Dataset records
▬▬▬▬▬▬

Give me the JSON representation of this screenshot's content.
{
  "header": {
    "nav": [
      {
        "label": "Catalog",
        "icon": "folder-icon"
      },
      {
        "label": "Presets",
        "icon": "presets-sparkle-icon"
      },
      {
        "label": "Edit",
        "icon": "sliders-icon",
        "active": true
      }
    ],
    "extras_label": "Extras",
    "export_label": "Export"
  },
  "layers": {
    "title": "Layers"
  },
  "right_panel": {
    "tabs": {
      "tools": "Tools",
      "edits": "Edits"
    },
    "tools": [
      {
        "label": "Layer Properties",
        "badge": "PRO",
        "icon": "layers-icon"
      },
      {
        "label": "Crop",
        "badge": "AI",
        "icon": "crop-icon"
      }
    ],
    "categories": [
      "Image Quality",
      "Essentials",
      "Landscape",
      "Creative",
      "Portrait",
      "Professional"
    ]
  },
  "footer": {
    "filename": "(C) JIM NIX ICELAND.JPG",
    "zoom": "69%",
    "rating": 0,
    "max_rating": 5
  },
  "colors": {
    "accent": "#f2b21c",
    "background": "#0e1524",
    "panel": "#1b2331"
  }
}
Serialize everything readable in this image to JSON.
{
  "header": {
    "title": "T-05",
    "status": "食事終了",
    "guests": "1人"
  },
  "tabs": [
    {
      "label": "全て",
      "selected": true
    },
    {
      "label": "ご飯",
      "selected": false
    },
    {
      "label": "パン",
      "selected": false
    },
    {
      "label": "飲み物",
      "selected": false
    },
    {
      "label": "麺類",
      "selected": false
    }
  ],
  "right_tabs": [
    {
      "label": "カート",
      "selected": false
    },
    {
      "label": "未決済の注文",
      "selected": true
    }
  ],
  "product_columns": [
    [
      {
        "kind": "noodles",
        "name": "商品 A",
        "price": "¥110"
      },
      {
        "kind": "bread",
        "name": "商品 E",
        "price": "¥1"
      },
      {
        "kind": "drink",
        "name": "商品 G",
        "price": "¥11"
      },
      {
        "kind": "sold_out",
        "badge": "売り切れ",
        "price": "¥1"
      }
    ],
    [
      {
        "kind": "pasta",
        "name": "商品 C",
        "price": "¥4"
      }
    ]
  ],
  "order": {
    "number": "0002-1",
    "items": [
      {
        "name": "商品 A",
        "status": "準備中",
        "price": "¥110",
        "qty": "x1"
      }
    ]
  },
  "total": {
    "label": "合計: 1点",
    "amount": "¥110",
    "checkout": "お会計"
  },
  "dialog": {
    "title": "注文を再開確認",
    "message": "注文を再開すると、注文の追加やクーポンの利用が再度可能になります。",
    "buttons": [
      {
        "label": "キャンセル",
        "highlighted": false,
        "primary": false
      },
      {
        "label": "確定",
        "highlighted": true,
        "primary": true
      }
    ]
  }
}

▬▬▬▬▬▬

> _What you need to do_: Go through the records and gather the lines that hold "kind".

> _Written answer_:
        "kind": "noodles",
        "kind": "bread",
        "kind": "drink",
        "kind": "sold_out",
        "kind": "pasta",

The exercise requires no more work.